■ Exercise data ■
+ + + + +

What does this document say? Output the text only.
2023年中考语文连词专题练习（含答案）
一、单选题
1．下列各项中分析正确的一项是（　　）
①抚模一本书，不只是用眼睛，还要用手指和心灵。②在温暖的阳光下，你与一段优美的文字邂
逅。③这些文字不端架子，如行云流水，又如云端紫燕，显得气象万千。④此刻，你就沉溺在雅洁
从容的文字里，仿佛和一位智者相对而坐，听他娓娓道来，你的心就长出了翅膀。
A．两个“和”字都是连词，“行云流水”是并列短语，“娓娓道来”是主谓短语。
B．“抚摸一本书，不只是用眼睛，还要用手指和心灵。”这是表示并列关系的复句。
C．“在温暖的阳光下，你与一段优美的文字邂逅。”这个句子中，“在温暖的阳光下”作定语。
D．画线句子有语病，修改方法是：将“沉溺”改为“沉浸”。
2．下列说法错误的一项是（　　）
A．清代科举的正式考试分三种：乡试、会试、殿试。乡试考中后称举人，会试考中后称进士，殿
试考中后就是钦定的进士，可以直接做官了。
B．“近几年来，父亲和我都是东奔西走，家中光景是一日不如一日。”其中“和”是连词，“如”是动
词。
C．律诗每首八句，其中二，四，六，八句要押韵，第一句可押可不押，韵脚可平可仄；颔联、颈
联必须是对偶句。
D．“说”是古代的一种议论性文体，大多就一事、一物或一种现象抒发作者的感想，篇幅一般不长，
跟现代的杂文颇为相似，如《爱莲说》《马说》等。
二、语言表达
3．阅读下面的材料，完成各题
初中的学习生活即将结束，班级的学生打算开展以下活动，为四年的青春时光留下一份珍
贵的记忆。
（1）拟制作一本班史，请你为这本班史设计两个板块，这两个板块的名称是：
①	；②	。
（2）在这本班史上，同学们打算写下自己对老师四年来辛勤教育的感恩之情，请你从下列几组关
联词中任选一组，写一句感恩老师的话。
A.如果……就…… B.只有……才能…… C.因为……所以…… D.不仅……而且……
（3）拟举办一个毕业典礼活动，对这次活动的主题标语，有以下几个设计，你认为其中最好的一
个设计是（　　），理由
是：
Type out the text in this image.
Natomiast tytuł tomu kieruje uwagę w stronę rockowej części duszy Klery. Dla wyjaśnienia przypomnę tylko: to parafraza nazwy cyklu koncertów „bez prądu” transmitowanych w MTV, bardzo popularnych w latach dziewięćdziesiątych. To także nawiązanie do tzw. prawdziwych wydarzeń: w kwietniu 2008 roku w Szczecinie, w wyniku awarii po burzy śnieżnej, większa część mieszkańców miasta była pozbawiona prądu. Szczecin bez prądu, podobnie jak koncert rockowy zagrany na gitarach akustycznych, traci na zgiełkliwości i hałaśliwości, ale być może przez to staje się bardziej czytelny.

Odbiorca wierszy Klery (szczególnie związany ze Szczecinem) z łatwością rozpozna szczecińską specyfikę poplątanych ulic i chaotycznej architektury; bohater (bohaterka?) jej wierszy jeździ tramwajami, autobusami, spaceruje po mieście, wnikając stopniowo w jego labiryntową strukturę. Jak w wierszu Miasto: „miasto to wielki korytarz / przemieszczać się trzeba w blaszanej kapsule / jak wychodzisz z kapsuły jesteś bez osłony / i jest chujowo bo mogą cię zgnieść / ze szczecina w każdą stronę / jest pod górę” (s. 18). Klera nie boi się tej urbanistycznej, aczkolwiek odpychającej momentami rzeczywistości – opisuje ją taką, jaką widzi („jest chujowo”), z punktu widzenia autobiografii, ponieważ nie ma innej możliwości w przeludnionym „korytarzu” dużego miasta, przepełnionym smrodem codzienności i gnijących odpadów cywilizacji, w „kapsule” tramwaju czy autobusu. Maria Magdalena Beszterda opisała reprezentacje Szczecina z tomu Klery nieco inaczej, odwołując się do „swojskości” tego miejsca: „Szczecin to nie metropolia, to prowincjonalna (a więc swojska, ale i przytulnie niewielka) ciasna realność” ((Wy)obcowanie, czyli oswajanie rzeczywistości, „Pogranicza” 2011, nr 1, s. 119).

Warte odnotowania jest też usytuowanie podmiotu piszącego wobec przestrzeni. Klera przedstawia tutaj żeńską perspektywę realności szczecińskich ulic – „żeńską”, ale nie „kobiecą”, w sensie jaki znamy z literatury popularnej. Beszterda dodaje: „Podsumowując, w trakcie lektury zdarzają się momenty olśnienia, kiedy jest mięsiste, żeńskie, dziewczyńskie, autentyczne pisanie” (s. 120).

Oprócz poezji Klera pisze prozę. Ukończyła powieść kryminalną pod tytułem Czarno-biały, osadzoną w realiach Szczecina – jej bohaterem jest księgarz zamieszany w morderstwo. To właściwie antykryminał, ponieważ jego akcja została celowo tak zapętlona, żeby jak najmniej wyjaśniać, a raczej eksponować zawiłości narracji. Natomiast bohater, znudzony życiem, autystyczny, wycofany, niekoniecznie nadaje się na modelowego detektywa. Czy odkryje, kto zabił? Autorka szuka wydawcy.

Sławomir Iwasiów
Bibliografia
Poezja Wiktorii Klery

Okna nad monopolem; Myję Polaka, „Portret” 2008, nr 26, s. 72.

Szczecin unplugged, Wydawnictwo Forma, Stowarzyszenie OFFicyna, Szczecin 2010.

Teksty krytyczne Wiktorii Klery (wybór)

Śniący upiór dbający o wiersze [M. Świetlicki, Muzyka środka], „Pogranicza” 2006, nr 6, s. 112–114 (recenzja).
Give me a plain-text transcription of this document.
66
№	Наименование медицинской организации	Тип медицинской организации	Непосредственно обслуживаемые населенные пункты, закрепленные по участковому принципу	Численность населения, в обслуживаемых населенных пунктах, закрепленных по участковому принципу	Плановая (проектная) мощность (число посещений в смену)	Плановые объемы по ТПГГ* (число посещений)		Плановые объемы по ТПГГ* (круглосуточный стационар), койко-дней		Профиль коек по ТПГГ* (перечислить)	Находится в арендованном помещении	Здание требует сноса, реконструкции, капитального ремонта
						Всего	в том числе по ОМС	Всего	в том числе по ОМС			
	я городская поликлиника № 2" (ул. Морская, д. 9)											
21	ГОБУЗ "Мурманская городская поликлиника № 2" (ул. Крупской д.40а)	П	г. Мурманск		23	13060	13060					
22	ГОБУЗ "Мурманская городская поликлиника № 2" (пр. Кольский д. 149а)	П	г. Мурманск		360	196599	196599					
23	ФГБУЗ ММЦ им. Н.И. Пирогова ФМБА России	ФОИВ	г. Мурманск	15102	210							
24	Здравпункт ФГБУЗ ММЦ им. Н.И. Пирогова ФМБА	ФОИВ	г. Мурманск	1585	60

+ + + + +

■ What the exercise asks ■
Transcribe the material above word for word.

■ Response to the task ■
What does this document say? Output the text only.
2023年中考语文连词专题练习（含答案）
一、单选题
1．下列各项中分析正确的一项是（　　）
①抚模一本书，不只是用眼睛，还要用手指和心灵。②在温暖的阳光下，你与一段优美的文字邂
逅。③这些文字不端架子，如行云流水，又如云端紫燕，显得气象万千。④此刻，你就沉溺在雅洁
从容的文字里，仿佛和一位智者相对而坐，听他娓娓道来，你的心就长出了翅膀。
A．两个“和”字都是连词，“行云流水”是并列短语，“娓娓道来”是主谓短语。
B．“抚摸一本书，不只是用眼睛，还要用手指和心灵。”这是表示并列关系的复句。
C．“在温暖的阳光下，你与一段优美的文字邂逅。”这个句子中，“在温暖的阳光下”作定语。
D．画线句子有语病，修改方法是：将“沉溺”改为“沉浸”。
2．下列说法错误的一项是（　　）
A．清代科举的正式考试分三种：乡试、会试、殿试。乡试考中后称举人，会试考中后称进士，殿
试考中后就是钦定的进士，可以直接做官了。
B．“近几年来，父亲和我都是东奔西走，家中光景是一日不如一日。”其中“和”是连词，“如”是动
词。
C．律诗每首八句，其中二，四，六，八句要押韵，第一句可押可不押，韵脚可平可仄；颔联、颈
联必须是对偶句。
D．“说”是古代的一种议论性文体，大多就一事、一物或一种现象抒发作者的感想，篇幅一般不长，
跟现代的杂文颇为相似，如《爱莲说》《马说》等。
二、语言表达
3．阅读下面的材料，完成各题
初中的学习生活即将结束，班级的学生打算开展以下活动，为四年的青春时光留下一份珍
贵的记忆。
（1）拟制作一本班史，请你为这本班史设计两个板块，这两个板块的名称是：
①	；②	。
（2）在这本班史上，同学们打算写下自己对老师四年来辛勤教育的感恩之情，请你从下列几组关
联词中任选一组，写一句感恩老师的话。
A.如果……就…… B.只有……才能…… C.因为……所以…… D.不仅……而且……
（3）拟举办一个毕业典礼活动，对这次活动的主题标语，有以下几个设计，你认为其中最好的一
个设计是（　　），理由
是：
Type out the text in this image.
Natomiast tytuł tomu kieruje uwagę w stronę rockowej części duszy Klery. Dla wyjaśnienia przypomnę tylko: to parafraza nazwy cyklu koncertów „bez prądu” transmitowanych w MTV, bardzo popularnych w latach dziewięćdziesiątych. To także nawiązanie do tzw. prawdziwych wydarzeń: w kwietniu 2008 roku w Szczecinie, w wyniku awarii po burzy śnieżnej, większa część mieszkańców miasta była pozbawiona prądu. Szczecin bez prądu, podobnie jak koncert rockowy zagrany na gitarach akustycznych, traci na zgiełkliwości i hałaśliwości, ale być może przez to staje się bardziej czytelny.

Odbiorca wierszy Klery (szczególnie związany ze Szczecinem) z łatwością rozpozna szczecińską specyfikę poplątanych ulic i chaotycznej architektury; bohater (bohaterka?) jej wierszy jeździ tramwajami, autobusami, spaceruje po mieście, wnikając stopniowo w jego labiryntową strukturę. Jak w wierszu Miasto: „miasto to wielki korytarz / przemieszczać się trzeba w blaszanej kapsule / jak wychodzisz z kapsuły jesteś bez osłony / i jest chujowo bo mogą cię zgnieść / ze szczecina w każdą stronę / jest pod górę” (s. 18). Klera nie boi się tej urbanistycznej, aczkolwiek odpychającej momentami rzeczywistości – opisuje ją taką, jaką widzi („jest chujowo”), z punktu widzenia autobiografii, ponieważ nie ma innej możliwości w przeludnionym „korytarzu” dużego miasta, przepełnionym smrodem codzienności i gnijących odpadów cywilizacji, w „kapsule” tramwaju czy autobusu. Maria Magdalena Beszterda opisała reprezentacje Szczecina z tomu Klery nieco inaczej, odwołując się do „swojskości” tego miejsca: „Szczecin to nie metropolia, to prowincjonalna (a więc swojska, ale i przytulnie niewielka) ciasna realność” ((Wy)obcowanie, czyli oswajanie rzeczywistości, „Pogranicza” 2011, nr 1, s. 119).

Warte odnotowania jest też usytuowanie podmiotu piszącego wobec przestrzeni. Klera przedstawia tutaj żeńską perspektywę realności szczecińskich ulic – „żeńską”, ale nie „kobiecą”, w sensie jaki znamy z literatury popularnej. Beszterda dodaje: „Podsumowując, w trakcie lektury zdarzają się momenty olśnienia, kiedy jest mięsiste, żeńskie, dziewczyńskie, autentyczne pisanie” (s. 120).

Oprócz poezji Klera pisze prozę. Ukończyła powieść kryminalną pod tytułem Czarno-biały, osadzoną w realiach Szczecina – jej bohaterem jest księgarz zamieszany w morderstwo. To właściwie antykryminał, ponieważ jego akcja została celowo tak zapętlona, żeby jak najmniej wyjaśniać, a raczej eksponować zawiłości narracji. Natomiast bohater, znudzony życiem, autystyczny, wycofany, niekoniecznie nadaje się na modelowego detektywa. Czy odkryje, kto zabił? Autorka szuka wydawcy.

Sławomir Iwasiów
Bibliografia
Poezja Wiktorii Klery

Okna nad monopolem; Myję Polaka, „Portret” 2008, nr 26, s. 72.

Szczecin unplugged, Wydawnictwo Forma, Stowarzyszenie OFFicyna, Szczecin 2010.

Teksty krytyczne Wiktorii Klery (wybór)

Śniący upiór dbający o wiersze [M. Świetlicki, Muzyka środka], „Pogranicza” 2006, nr 6, s. 112–114 (recenzja).
Give me a plain-text transcription of this document.
66
№	Наименование медицинской организации	Тип медицинской организации	Непосредственно обслуживаемые населенные пункты, закрепленные по участковому принципу	Численность населения, в обслуживаемых населенных пунктах, закрепленных по участковому принципу	Плановая (проектная) мощность (число посещений в смену)	Плановые объемы по ТПГГ* (число посещений)		Плановые объемы по ТПГГ* (круглосуточный стационар), койко-дней		Профиль коек по ТПГГ* (перечислить)	Находится в арендованном помещении	Здание требует сноса, реконструкции, капитального ремонта
						Всего	в том числе по ОМС	Всего	в том числе по ОМС			
	я городская поликлиника № 2" (ул. Морская, д. 9)											
21	ГОБУЗ "Мурманская городская поликлиника № 2" (ул. Крупской д.40а)	П	г. Мурманск		23	13060	13060					
22	ГОБУЗ "Мурманская городская поликлиника № 2" (пр. Кольский д. 149а)	П	г. Мурманск		360	196599	196599					
23	ФГБУЗ ММЦ им. Н.И. Пирогова ФМБА России	ФОИВ	г. Мурманск	15102	210							
24	Здравпункт ФГБУЗ ММЦ им. Н.И. Пирогова ФМБА	ФОИВ	г. Мурманск	1585	60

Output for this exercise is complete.